**AIM**:
Scan the records and identify every line in which the string "into" occurs, then return those lines.

**PROVIDED RECORDS**:
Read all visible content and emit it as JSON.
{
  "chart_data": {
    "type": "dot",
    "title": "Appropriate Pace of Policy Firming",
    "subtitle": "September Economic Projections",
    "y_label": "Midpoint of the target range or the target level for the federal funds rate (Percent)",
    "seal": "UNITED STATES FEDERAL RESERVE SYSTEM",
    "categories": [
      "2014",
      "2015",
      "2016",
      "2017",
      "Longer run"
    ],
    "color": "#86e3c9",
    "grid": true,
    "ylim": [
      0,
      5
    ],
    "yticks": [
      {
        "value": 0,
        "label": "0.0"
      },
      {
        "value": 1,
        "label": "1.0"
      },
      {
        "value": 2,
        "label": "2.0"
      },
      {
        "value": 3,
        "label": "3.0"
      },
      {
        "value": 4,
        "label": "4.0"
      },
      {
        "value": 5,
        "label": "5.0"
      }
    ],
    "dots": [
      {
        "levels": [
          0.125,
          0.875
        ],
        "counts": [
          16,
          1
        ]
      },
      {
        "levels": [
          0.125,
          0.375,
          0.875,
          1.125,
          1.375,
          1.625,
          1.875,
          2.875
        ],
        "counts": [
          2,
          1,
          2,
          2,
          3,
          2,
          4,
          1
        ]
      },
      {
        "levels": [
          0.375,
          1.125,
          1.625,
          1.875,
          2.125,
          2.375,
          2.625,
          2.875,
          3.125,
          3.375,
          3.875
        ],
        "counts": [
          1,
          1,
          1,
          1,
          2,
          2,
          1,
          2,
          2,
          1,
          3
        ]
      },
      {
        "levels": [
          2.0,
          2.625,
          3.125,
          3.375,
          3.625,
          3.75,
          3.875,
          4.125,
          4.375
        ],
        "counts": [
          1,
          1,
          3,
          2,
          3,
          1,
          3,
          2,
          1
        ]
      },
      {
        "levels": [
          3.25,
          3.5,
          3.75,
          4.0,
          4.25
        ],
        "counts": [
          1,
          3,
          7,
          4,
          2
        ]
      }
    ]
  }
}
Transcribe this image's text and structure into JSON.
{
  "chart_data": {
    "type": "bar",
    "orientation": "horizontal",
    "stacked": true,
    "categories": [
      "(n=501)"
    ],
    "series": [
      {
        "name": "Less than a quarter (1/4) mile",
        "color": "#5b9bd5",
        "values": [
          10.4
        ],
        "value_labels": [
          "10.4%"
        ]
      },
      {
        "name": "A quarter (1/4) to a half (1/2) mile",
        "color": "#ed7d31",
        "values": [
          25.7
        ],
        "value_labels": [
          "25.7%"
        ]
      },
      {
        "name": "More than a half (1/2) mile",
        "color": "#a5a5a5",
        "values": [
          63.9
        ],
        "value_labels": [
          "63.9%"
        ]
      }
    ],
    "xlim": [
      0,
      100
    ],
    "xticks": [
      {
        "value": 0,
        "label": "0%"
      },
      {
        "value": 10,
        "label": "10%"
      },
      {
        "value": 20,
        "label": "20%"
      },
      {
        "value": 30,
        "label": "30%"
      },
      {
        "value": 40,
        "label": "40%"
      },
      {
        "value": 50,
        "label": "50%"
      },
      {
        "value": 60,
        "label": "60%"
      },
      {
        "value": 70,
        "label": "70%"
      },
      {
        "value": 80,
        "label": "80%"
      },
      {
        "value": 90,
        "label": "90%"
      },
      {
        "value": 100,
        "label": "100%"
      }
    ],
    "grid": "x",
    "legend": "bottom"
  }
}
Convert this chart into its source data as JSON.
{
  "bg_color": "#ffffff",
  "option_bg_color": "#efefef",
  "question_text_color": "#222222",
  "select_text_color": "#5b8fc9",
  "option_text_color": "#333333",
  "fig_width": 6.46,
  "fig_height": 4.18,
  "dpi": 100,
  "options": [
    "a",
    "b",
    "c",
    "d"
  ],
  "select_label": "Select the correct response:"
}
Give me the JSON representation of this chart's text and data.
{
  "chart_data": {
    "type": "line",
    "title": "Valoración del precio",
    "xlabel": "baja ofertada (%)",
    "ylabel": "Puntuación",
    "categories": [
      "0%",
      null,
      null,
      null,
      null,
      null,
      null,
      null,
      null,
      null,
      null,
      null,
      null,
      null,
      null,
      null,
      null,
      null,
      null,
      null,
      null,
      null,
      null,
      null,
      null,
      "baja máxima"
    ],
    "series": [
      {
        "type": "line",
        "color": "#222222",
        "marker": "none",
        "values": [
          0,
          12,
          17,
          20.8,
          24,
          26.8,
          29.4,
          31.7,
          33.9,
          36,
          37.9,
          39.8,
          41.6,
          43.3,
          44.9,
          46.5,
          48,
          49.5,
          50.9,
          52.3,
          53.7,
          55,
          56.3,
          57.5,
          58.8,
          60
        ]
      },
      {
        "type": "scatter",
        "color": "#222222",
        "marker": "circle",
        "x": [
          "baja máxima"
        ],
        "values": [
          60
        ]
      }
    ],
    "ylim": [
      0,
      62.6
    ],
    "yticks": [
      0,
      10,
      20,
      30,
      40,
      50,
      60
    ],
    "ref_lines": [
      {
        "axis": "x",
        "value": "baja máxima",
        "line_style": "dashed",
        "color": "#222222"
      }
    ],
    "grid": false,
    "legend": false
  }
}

**RESULT OF THE EXERCISE**:
Transcribe this image's text and structure into JSON.
Convert this chart into its source data as JSON.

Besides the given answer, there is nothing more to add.